> _What is being asked_
Do any lines in the data below contain "player"? If so, copy every one of them.

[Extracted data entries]
>> Start
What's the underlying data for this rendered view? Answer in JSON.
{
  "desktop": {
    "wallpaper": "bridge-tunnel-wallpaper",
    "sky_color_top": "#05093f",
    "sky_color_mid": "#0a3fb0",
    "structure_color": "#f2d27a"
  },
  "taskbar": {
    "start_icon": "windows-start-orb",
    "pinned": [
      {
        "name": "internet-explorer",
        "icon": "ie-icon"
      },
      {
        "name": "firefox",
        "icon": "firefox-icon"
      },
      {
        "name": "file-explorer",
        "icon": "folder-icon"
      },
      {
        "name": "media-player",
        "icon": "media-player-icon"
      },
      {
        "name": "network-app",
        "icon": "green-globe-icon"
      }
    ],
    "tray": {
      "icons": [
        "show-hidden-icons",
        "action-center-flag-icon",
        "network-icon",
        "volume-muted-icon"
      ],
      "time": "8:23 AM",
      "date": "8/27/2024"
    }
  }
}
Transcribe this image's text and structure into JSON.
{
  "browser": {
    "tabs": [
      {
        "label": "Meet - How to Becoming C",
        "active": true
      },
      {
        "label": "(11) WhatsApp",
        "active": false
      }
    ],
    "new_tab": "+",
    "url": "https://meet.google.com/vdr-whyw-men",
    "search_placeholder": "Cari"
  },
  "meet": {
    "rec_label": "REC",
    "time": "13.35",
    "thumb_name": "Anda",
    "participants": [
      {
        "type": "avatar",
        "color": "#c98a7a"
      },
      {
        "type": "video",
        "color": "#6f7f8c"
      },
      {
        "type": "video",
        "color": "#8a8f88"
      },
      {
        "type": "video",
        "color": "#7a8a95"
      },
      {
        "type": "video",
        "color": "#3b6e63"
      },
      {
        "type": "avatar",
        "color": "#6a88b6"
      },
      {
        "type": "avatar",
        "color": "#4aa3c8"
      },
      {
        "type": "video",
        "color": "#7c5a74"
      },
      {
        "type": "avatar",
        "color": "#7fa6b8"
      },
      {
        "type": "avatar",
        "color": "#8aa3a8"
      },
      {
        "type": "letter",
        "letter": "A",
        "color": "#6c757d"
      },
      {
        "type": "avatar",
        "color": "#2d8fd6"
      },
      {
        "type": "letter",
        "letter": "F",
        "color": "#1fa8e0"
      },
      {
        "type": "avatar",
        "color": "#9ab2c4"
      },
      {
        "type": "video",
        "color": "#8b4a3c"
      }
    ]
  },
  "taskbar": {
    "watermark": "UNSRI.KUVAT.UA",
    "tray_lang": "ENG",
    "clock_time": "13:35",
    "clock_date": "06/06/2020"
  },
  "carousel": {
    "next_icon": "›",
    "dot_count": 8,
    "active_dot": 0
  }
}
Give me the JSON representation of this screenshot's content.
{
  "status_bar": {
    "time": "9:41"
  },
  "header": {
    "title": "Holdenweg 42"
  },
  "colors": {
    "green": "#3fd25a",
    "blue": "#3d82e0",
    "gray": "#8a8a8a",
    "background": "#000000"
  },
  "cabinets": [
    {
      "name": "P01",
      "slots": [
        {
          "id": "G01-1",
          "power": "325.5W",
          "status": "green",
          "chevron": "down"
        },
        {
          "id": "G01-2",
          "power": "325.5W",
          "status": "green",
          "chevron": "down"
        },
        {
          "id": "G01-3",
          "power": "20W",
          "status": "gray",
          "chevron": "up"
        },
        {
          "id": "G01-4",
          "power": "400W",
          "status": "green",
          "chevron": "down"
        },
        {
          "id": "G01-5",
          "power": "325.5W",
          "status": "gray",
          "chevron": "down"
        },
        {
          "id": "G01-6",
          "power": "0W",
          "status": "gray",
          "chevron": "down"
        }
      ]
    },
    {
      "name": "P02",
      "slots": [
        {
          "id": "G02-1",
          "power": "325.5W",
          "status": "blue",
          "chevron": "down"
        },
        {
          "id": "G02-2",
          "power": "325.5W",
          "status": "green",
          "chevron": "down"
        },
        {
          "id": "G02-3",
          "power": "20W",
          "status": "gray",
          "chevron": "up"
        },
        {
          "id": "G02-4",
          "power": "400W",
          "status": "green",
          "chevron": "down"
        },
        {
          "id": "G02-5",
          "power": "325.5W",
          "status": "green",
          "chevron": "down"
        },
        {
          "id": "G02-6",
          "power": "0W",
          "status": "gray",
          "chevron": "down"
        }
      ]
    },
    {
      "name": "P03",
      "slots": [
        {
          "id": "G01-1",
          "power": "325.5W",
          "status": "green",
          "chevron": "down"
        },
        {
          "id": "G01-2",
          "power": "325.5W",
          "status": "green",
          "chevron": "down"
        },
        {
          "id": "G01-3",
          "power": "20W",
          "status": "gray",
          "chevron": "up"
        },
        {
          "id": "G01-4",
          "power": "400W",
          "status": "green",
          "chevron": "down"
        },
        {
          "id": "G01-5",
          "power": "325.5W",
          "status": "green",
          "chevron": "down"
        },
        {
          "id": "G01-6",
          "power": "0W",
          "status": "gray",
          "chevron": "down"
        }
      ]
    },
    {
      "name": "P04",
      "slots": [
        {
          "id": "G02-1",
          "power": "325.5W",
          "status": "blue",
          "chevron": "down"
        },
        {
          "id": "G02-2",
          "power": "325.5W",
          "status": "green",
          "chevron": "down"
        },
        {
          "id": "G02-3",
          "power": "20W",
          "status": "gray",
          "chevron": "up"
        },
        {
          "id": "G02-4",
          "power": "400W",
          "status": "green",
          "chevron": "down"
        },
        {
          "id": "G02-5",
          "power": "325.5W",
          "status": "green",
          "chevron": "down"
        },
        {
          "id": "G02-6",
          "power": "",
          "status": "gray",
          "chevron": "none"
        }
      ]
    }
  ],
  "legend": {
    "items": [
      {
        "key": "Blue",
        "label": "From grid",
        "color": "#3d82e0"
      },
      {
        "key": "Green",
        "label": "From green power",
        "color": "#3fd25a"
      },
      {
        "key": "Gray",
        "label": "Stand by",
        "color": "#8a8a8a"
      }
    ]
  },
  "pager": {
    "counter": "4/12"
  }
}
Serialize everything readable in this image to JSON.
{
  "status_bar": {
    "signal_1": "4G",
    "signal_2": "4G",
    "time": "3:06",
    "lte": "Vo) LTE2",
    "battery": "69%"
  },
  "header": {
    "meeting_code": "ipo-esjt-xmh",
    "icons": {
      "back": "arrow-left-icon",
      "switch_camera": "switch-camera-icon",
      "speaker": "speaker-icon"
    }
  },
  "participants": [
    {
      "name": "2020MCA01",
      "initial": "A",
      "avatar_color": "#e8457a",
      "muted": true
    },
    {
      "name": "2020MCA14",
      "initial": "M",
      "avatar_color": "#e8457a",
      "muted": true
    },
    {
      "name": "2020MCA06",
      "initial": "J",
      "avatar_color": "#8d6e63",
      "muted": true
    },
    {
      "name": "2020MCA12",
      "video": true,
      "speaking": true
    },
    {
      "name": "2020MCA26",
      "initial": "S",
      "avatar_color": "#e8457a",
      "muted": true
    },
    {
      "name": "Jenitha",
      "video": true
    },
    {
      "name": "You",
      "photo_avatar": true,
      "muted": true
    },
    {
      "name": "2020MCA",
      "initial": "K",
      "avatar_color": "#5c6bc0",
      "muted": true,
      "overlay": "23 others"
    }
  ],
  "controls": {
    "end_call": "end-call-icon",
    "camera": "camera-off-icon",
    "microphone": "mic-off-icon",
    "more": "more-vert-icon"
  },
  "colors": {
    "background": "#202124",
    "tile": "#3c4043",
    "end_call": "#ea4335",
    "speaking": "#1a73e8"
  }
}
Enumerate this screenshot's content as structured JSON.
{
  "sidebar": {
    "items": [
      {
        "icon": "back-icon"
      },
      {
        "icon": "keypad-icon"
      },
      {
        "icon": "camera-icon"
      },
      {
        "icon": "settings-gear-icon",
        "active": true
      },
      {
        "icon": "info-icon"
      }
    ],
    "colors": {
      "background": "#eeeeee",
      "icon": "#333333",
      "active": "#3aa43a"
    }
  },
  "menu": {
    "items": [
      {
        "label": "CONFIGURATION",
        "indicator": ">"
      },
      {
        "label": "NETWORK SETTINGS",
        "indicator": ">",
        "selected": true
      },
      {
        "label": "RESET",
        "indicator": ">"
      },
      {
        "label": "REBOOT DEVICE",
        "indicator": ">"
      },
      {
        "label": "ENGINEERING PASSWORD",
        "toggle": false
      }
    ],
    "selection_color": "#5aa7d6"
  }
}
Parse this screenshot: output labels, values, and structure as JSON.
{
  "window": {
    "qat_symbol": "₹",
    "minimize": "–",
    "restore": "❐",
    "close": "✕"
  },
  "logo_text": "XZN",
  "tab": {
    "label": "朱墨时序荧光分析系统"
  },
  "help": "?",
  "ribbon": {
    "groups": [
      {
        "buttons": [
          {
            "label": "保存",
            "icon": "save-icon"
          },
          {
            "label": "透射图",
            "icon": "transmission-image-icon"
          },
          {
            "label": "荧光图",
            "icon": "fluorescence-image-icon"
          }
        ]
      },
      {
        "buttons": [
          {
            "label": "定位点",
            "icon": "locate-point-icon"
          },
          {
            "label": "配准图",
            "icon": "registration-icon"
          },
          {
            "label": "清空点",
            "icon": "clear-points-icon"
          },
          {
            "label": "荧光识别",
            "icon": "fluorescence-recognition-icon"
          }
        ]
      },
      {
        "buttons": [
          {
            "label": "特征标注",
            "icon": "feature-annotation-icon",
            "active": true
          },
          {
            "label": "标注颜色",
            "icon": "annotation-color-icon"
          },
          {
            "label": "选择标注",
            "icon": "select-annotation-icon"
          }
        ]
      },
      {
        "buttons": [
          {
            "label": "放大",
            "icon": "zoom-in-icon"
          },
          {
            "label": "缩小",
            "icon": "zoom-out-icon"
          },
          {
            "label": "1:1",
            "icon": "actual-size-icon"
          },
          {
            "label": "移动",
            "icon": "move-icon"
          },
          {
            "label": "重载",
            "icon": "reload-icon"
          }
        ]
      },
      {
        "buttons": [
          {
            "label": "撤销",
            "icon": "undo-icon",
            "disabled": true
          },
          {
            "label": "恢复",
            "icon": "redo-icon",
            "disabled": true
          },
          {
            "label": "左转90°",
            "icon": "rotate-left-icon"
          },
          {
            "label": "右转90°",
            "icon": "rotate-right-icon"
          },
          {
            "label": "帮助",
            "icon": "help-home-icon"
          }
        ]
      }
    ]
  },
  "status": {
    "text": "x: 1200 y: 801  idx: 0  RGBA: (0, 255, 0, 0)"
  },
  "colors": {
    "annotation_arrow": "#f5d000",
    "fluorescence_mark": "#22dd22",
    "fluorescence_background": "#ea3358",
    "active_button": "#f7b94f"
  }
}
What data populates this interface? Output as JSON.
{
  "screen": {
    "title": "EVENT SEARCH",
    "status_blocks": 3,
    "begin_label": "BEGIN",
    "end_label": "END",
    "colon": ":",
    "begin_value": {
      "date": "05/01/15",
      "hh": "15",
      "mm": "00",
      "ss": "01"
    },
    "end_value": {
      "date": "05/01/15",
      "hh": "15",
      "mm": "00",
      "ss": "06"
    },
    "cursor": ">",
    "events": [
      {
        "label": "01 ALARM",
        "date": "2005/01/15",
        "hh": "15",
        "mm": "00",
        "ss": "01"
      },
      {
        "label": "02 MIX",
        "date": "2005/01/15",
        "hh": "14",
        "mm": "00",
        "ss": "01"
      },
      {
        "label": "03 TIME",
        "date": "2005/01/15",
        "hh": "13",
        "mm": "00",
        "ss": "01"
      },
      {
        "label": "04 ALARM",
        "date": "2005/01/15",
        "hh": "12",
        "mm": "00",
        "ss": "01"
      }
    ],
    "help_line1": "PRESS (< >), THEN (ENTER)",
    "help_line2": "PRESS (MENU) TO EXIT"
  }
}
>> End
> _Expected answer_
        "name": "media-player",
        "icon": "media-player-icon"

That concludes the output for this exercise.